Metin Bloğu>
Emsal Mahkeme Kararı İzmir Bölge Adliye Mahkemesi 20. Hukuk Dairesi 2021/13 E. 2023/888 K. 31.05.2023 T.

Görüntülediğiniz mahkeme kararı henüz kesinleşmemiştir. Yararlı olması amacıyla eklenmiştir.

T.C.
İZMİR
BÖLGE ADLİYE MAHKEMESİ
20. HUKUK DAİRESİ

DOSYA NO : 2021/12
KARAR NO : 2023/889

T Ü R K M İ L L E T İ A D I N A
B Ö L G E A D L İ Y E M A H K E M E S İ K A R A R I

İNCELENEN KARARIN
MAHKEMESİ : İZMİR 1. ASLİYE TİCARET MAHKEMESİ
TARİHİ : 26/09/2016 (Dava) – 08/09/2020 (Karar)

Sağlanan Materyal>
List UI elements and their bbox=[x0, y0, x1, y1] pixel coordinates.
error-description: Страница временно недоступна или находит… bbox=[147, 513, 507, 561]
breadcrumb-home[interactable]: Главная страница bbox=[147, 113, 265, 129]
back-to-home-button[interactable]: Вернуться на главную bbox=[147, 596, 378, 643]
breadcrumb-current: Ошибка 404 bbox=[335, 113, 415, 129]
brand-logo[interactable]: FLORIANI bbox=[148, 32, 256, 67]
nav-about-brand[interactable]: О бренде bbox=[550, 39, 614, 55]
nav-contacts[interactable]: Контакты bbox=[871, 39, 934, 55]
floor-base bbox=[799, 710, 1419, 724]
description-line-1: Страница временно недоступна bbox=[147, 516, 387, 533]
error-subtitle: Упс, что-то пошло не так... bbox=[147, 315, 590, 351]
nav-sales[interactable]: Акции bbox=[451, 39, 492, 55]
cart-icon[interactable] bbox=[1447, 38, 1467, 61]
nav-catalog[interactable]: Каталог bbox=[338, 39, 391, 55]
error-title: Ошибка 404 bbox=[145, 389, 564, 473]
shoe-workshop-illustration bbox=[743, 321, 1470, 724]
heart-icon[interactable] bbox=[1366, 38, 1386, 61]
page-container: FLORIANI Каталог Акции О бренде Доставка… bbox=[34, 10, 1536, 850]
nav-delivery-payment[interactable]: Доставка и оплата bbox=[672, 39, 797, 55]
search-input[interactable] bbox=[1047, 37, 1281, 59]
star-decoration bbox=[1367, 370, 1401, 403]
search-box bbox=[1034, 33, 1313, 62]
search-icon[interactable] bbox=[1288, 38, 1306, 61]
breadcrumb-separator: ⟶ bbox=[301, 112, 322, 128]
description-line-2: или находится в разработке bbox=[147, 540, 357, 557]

Yazılı Alıştırma> Yukarıdaki mahkeme kararı metninde geçen bütün tarihleri, metindeki yazılışlarıyla listeleyin.

Görev Çıktısı>
- 31.05.2023
- 26/09/2016
- 08/09/2020